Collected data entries
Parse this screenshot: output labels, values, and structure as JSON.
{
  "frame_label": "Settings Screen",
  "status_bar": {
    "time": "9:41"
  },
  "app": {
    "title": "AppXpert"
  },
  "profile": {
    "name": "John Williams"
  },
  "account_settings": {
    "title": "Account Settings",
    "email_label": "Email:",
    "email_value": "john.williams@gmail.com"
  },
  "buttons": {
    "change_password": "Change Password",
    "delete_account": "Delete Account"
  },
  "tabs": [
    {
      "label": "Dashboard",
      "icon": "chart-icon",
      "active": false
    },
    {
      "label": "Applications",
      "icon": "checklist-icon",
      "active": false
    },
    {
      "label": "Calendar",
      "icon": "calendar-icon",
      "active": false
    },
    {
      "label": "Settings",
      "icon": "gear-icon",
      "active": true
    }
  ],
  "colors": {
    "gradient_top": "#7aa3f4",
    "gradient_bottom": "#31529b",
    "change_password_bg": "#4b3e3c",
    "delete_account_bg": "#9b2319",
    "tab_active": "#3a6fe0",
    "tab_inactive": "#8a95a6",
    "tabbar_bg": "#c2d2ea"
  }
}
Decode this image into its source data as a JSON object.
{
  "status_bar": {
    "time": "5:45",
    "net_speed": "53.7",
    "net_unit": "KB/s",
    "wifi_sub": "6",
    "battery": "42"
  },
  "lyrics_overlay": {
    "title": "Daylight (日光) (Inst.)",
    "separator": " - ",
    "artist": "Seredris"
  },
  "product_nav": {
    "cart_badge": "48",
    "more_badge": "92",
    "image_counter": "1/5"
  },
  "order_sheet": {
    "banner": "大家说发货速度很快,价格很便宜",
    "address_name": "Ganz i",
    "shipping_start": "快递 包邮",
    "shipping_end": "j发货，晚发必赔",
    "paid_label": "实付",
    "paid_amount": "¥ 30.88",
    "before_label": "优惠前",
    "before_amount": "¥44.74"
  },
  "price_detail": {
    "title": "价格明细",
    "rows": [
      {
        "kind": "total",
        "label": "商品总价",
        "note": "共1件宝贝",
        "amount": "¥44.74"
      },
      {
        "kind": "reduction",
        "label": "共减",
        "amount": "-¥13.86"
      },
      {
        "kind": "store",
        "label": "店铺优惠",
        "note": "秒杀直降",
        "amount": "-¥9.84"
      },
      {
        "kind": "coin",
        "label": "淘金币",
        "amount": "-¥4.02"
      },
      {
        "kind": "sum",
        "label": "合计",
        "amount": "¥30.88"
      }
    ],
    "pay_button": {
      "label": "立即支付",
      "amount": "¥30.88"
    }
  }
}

* Task brief *
Search the records for the word "this", then list every line that has it.

* Worked solution *
Parse this screenshot: output labels, values, and structure as JSON.
Decode this image into its source data as a JSON object.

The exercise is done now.